╭──
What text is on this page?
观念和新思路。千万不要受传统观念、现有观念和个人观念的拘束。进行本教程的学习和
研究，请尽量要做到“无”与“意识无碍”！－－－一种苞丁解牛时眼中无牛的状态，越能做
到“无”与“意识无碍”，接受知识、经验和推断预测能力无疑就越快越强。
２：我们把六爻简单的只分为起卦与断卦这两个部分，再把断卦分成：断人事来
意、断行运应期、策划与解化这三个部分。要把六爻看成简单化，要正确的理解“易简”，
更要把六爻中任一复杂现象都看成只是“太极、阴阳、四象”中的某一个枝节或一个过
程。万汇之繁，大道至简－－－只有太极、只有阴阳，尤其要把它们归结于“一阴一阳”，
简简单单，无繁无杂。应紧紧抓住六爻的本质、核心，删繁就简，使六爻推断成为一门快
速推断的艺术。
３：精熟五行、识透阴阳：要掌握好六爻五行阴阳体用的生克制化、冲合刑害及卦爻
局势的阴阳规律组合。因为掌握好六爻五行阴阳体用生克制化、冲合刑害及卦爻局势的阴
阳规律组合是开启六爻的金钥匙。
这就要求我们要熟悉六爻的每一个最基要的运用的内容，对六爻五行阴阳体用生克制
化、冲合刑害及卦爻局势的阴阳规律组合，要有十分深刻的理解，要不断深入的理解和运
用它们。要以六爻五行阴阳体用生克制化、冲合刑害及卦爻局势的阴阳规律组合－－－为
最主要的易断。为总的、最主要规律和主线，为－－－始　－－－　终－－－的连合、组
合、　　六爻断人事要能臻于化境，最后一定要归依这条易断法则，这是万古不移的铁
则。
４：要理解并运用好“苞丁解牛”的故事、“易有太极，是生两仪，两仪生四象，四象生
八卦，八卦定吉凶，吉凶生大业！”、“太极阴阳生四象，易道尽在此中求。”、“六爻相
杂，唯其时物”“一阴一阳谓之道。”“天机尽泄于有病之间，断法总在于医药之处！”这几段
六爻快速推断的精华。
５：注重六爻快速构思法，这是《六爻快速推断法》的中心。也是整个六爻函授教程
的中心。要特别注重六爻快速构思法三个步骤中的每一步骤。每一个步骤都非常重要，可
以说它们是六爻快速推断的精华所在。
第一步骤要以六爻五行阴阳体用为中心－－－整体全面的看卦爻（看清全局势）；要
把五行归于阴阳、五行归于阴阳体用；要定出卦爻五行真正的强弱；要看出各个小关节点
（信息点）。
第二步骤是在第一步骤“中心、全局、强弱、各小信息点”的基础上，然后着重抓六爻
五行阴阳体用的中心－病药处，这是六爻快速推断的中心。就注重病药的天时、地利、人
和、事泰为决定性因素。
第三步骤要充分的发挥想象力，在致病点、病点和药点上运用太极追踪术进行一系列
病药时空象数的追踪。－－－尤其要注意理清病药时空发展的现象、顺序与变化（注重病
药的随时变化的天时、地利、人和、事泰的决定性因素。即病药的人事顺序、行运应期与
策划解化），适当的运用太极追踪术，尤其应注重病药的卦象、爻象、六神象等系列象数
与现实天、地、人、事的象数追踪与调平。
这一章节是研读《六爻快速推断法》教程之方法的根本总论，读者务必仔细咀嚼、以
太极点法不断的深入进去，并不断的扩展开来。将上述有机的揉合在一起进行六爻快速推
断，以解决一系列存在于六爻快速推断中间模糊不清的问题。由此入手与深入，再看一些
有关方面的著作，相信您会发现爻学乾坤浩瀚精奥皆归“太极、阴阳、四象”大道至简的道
╰──
THE TASK:
Print the entries exactly. Include every one.

COMPLETED EXERCISE:
What text is on this page?
观念和新思路。千万不要受传统观念、现有观念和个人观念的拘束。进行本教程的学习和
研究，请尽量要做到“无”与“意识无碍”！－－－一种苞丁解牛时眼中无牛的状态，越能做
到“无”与“意识无碍”，接受知识、经验和推断预测能力无疑就越快越强。
２：我们把六爻简单的只分为起卦与断卦这两个部分，再把断卦分成：断人事来
意、断行运应期、策划与解化这三个部分。要把六爻看成简单化，要正确的理解“易简”，
更要把六爻中任一复杂现象都看成只是“太极、阴阳、四象”中的某一个枝节或一个过
程。万汇之繁，大道至简－－－只有太极、只有阴阳，尤其要把它们归结于“一阴一阳”，
简简单单，无繁无杂。应紧紧抓住六爻的本质、核心，删繁就简，使六爻推断成为一门快
速推断的艺术。
３：精熟五行、识透阴阳：要掌握好六爻五行阴阳体用的生克制化、冲合刑害及卦爻
局势的阴阳规律组合。因为掌握好六爻五行阴阳体用生克制化、冲合刑害及卦爻局势的阴
阳规律组合是开启六爻的金钥匙。
这就要求我们要熟悉六爻的每一个最基要的运用的内容，对六爻五行阴阳体用生克制
化、冲合刑害及卦爻局势的阴阳规律组合，要有十分深刻的理解，要不断深入的理解和运
用它们。要以六爻五行阴阳体用生克制化、冲合刑害及卦爻局势的阴阳规律组合－－－为
最主要的易断。为总的、最主要规律和主线，为－－－始　－－－　终－－－的连合、组
合、　　六爻断人事要能臻于化境，最后一定要归依这条易断法则，这是万古不移的铁
则。
４：要理解并运用好“苞丁解牛”的故事、“易有太极，是生两仪，两仪生四象，四象生
八卦，八卦定吉凶，吉凶生大业！”、“太极阴阳生四象，易道尽在此中求。”、“六爻相
杂，唯其时物”“一阴一阳谓之道。”“天机尽泄于有病之间，断法总在于医药之处！”这几段
六爻快速推断的精华。
５：注重六爻快速构思法，这是《六爻快速推断法》的中心。也是整个六爻函授教程
的中心。要特别注重六爻快速构思法三个步骤中的每一步骤。每一个步骤都非常重要，可
以说它们是六爻快速推断的精华所在。
第一步骤要以六爻五行阴阳体用为中心－－－整体全面的看卦爻（看清全局势）；要
把五行归于阴阳、五行归于阴阳体用；要定出卦爻五行真正的强弱；要看出各个小关节点
（信息点）。
第二步骤是在第一步骤“中心、全局、强弱、各小信息点”的基础上，然后着重抓六爻
五行阴阳体用的中心－病药处，这是六爻快速推断的中心。就注重病药的天时、地利、人
和、事泰为决定性因素。
第三步骤要充分的发挥想象力，在致病点、病点和药点上运用太极追踪术进行一系列
病药时空象数的追踪。－－－尤其要注意理清病药时空发展的现象、顺序与变化（注重病
药的随时变化的天时、地利、人和、事泰的决定性因素。即病药的人事顺序、行运应期与
策划解化），适当的运用太极追踪术，尤其应注重病药的卦象、爻象、六神象等系列象数
与现实天、地、人、事的象数追踪与调平。
这一章节是研读《六爻快速推断法》教程之方法的根本总论，读者务必仔细咀嚼、以
太极点法不断的深入进去，并不断的扩展开来。将上述有机的揉合在一起进行六爻快速推
断，以解决一系列存在于六爻快速推断中间模糊不清的问题。由此入手与深入，再看一些
有关方面的著作，相信您会发现爻学乾坤浩瀚精奥皆归“太极、阴阳、四象”大道至简的道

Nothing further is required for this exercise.